Set down each entry from the block beneath, exactly as written.
>> begin TASK INPUT
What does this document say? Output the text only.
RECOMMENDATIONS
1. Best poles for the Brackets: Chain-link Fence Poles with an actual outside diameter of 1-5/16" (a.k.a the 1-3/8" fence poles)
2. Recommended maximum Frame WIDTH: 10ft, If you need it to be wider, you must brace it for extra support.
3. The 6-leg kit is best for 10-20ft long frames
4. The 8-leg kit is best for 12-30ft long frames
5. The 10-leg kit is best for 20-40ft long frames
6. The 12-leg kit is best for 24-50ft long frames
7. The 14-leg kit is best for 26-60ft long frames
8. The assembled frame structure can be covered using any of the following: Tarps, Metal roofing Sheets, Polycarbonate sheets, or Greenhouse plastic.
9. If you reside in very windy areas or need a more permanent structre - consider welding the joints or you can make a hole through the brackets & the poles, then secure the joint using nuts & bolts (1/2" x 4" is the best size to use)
>> end TASK INPUT
▶ [TASK ANSWER]
What does this document say? Output the text only.
RECOMMENDATIONS
1. Best poles for the Brackets: Chain-link Fence Poles with an actual outside diameter of 1-5/16" (a.k.a the 1-3/8" fence poles)
2. Recommended maximum Frame WIDTH: 10ft, If you need it to be wider, you must brace it for extra support.
3. The 6-leg kit is best for 10-20ft long frames
4. The 8-leg kit is best for 12-30ft long frames
5. The 10-leg kit is best for 20-40ft long frames
6. The 12-leg kit is best for 24-50ft long frames
7. The 14-leg kit is best for 26-60ft long frames
8. The assembled frame structure can be covered using any of the following: Tarps, Metal roofing Sheets, Polycarbonate sheets, or Greenhouse plastic.
9. If you reside in very windy areas or need a more permanent structre - consider welding the joints or you can make a hole through the brackets & the poles, then secure the joint using nuts & bolts (1/2" x 4" is the best size to use)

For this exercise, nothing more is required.